··· RECORDS SHOWN ···

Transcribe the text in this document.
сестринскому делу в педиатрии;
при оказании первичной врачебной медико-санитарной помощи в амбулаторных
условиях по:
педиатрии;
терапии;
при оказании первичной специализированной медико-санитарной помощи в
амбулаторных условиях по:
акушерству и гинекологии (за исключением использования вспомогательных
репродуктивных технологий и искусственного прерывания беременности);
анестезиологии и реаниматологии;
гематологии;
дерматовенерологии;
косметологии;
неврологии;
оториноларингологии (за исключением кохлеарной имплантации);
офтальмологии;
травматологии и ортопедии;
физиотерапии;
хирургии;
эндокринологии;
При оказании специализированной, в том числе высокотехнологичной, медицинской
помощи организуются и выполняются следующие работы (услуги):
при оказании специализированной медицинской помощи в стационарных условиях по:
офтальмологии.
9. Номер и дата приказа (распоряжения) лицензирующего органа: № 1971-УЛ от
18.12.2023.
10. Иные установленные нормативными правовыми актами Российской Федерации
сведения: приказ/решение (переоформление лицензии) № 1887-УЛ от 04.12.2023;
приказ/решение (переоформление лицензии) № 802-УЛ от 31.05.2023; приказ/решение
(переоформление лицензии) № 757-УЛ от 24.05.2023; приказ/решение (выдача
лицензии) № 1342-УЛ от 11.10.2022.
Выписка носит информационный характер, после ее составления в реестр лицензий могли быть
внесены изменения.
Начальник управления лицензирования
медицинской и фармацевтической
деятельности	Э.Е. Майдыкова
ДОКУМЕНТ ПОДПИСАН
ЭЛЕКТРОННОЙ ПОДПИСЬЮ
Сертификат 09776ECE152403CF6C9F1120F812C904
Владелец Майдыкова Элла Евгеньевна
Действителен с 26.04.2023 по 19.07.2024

···
··· RECORDS SHOWN ···

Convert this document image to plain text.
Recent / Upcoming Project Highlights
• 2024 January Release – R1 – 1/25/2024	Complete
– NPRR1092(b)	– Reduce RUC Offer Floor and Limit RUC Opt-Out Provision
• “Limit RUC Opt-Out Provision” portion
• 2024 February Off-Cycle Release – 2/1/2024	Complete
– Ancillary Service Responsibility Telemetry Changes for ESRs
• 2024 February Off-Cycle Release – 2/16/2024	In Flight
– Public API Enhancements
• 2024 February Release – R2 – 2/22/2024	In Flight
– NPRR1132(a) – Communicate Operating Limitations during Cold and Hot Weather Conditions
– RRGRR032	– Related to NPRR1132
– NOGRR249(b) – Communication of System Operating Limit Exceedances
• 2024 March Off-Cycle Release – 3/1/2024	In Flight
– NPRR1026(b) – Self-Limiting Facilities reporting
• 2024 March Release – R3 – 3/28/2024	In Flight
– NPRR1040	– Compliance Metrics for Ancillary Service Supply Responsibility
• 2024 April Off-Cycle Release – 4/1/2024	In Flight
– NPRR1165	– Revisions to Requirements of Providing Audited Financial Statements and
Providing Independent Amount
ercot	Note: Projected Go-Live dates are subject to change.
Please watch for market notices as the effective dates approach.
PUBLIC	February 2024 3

···

_DESCRIPTION OF THE TASK_: From the data, list each line in which the string "первичной" appears.

_RESPONSE_:
при оказании первичной врачебной медико-санитарной помощи в амбулаторных
при оказании первичной специализированной медико-санитарной помощи в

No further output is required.